Search the material for the word "Values" and copy each line that holds it.

══ DATASET ENTRIES

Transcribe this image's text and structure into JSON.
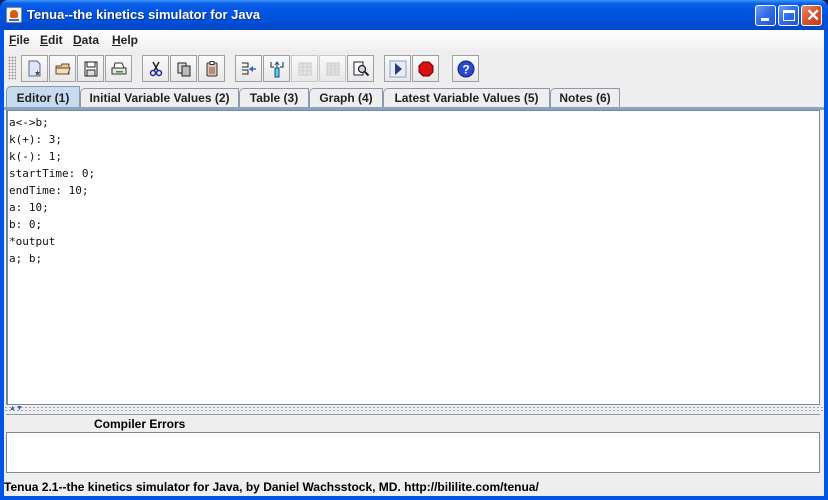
{
  "window": {
    "title": "Tenua--the kinetics simulator for Java",
    "controls": {
      "minimize": "minimize",
      "maximize": "maximize",
      "close": "close"
    }
  },
  "menu": {
    "items": [
      {
        "label": "File",
        "mnemonic": "F"
      },
      {
        "label": "Edit",
        "mnemonic": "E"
      },
      {
        "label": "Data",
        "mnemonic": "D"
      },
      {
        "label": "Help",
        "mnemonic": "H"
      }
    ]
  },
  "toolbar": {
    "buttons": [
      {
        "icon": "new-file-icon",
        "enabled": true
      },
      {
        "icon": "open-folder-icon",
        "enabled": true
      },
      {
        "icon": "save-icon",
        "enabled": true
      },
      {
        "icon": "print-icon",
        "enabled": true
      },
      {
        "icon": "cut-icon",
        "enabled": true
      },
      {
        "icon": "copy-icon",
        "enabled": true
      },
      {
        "icon": "paste-icon",
        "enabled": true
      },
      {
        "icon": "insert-left-icon",
        "enabled": true
      },
      {
        "icon": "insert-down-icon",
        "enabled": true
      },
      {
        "icon": "table-icon",
        "enabled": false
      },
      {
        "icon": "grid-icon",
        "enabled": false
      },
      {
        "icon": "find-icon",
        "enabled": true
      },
      {
        "icon": "run-icon",
        "enabled": true
      },
      {
        "icon": "stop-icon",
        "enabled": true
      },
      {
        "icon": "help-icon",
        "enabled": true
      }
    ]
  },
  "tabs": [
    {
      "label": "Editor (1)",
      "active": true
    },
    {
      "label": "Initial Variable Values (2)",
      "active": false
    },
    {
      "label": "Table (3)",
      "active": false
    },
    {
      "label": "Graph (4)",
      "active": false
    },
    {
      "label": "Latest Variable Values (5)",
      "active": false
    },
    {
      "label": "Notes (6)",
      "active": false
    }
  ],
  "editor": {
    "lines": [
      "a<->b;",
      "k(+): 3;",
      "k(-): 1;",
      "startTime: 0;",
      "endTime: 10;",
      "a: 10;",
      "b: 0;",
      "*output",
      "a; b;"
    ]
  },
  "errors": {
    "title": "Compiler Errors",
    "content": ""
  },
  "status": {
    "text": "Tenua 2.1--the kinetics simulator for Java, by Daniel Wachsstock, MD. http://bililite.com/tenua/"
  }
}
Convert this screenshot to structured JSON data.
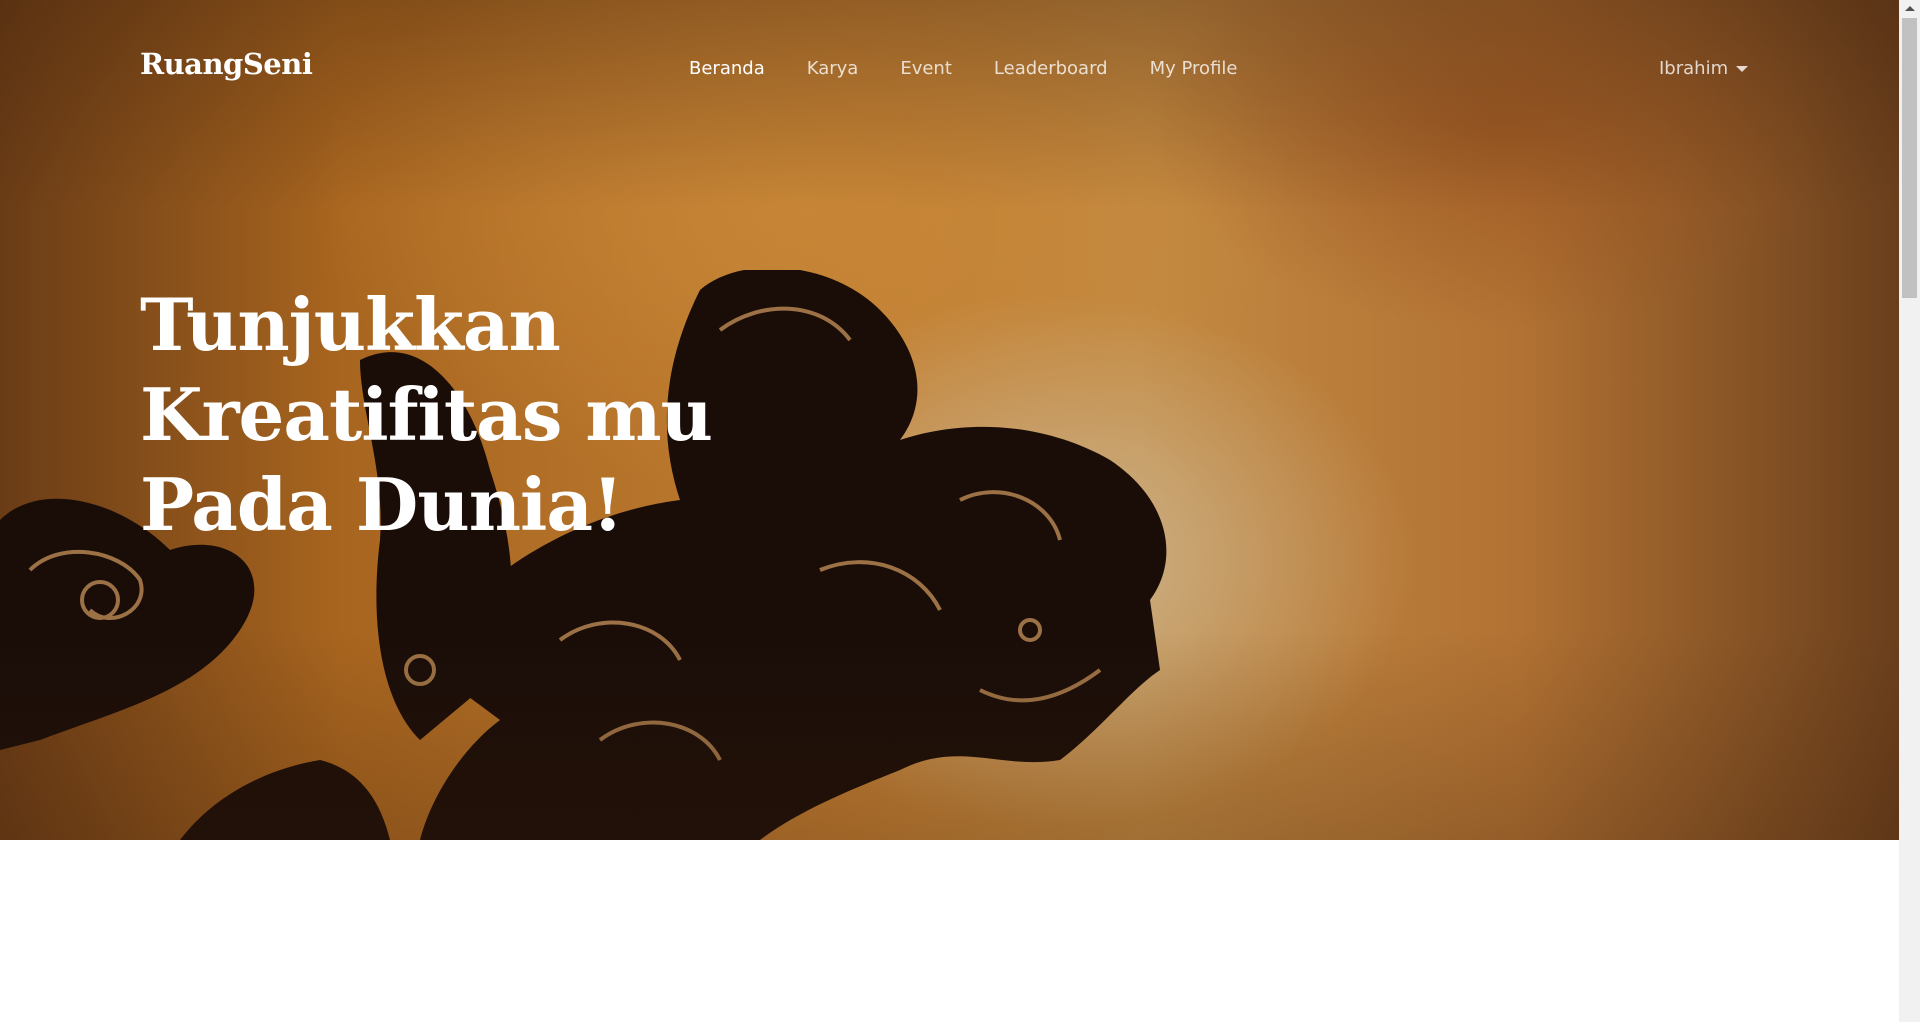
{
  "nav": {
    "brand": "RuangSeni",
    "links": [
      {
        "label": "Beranda",
        "active": true
      },
      {
        "label": "Karya",
        "active": false
      },
      {
        "label": "Event",
        "active": false
      },
      {
        "label": "Leaderboard",
        "active": false
      },
      {
        "label": "My Profile",
        "active": false
      }
    ],
    "user": {
      "name": "Ibrahim",
      "icon": "caret-down-icon"
    }
  },
  "hero": {
    "headline_lines": [
      "Tunjukkan",
      "Kreatifitas mu",
      "Pada Dunia!"
    ],
    "image": "wayang-silhouette",
    "colors": {
      "sky": "#c07d32",
      "silhouette": "#1a0d08"
    }
  }
}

════

**ANSWER IN FULL**
      "label": "Initial Variable Values (2)",
      "label": "Latest Variable Values (5)",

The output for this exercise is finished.